*Task brief*
Transcribe every entry word for word, leaving out all images.

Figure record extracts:

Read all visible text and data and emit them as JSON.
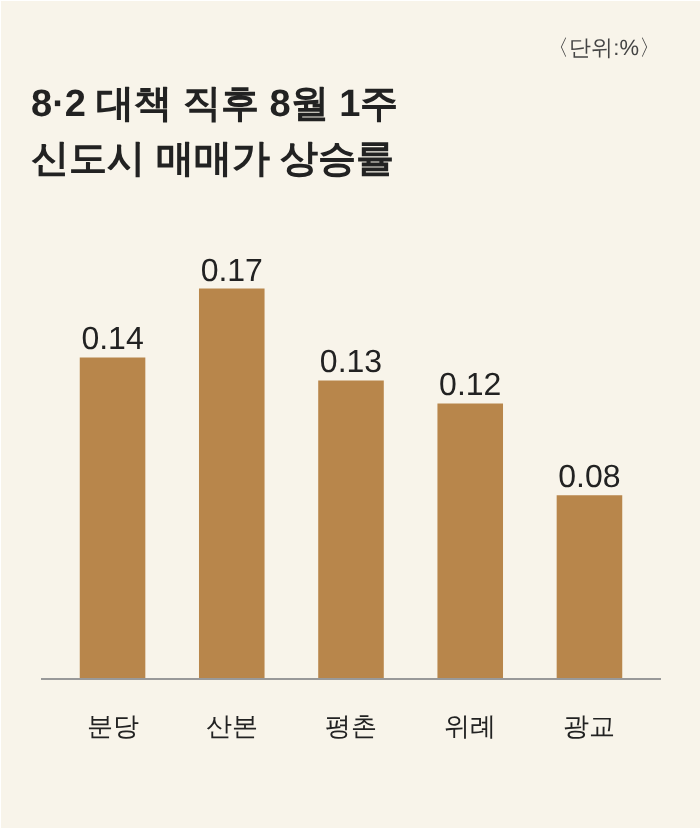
{
  "chart_data": {
    "type": "bar",
    "title": "8·2 대책 직후 8월 1주\n신도시 매매가 상승률",
    "annotations": [
      "〈단위:%〉"
    ],
    "categories": [
      "분당",
      "산본",
      "평촌",
      "위례",
      "광교"
    ],
    "values": [
      0.14,
      0.17,
      0.13,
      0.12,
      0.08
    ],
    "color": "#b8864b",
    "data_labels": true,
    "grid": false
  }
}
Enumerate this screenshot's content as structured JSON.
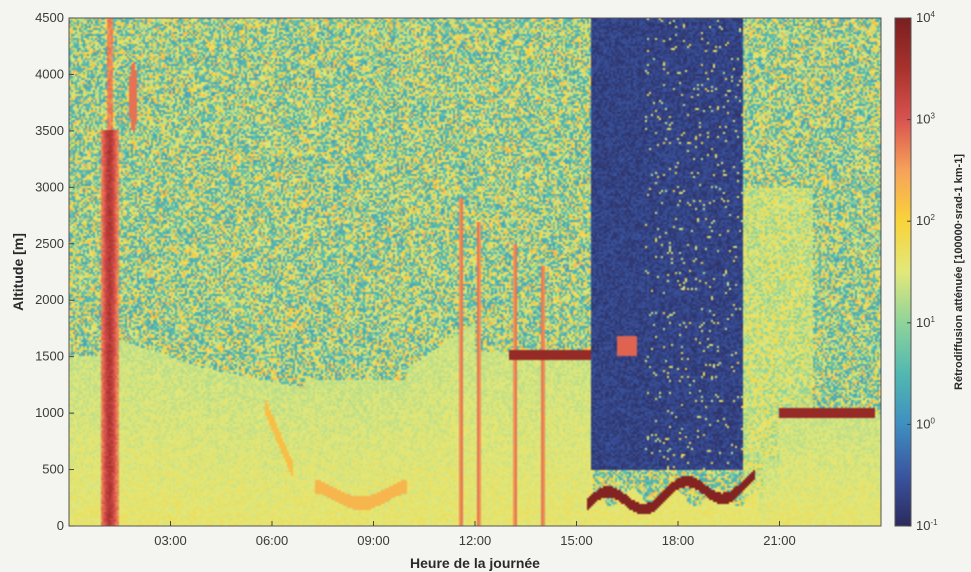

*Expected answer*
Read all visible text and data and emit them as JSON.
{
  "chart_data": {
    "type": "bar",
    "title": "8·2 대책 직후 8월 1주\n신도시 매매가 상승률",
    "annotations": [
      "〈단위:%〉"
    ],
    "categories": [
      "분당",
      "산본",
      "평촌",
      "위례",
      "광교"
    ],
    "values": [
      0.14,
      0.17,
      0.13,
      0.12,
      0.08
    ],
    "color": "#b8864b",
    "data_labels": true,
    "grid": false
  }
}
Enumerate this screenshot's content as structured JSON.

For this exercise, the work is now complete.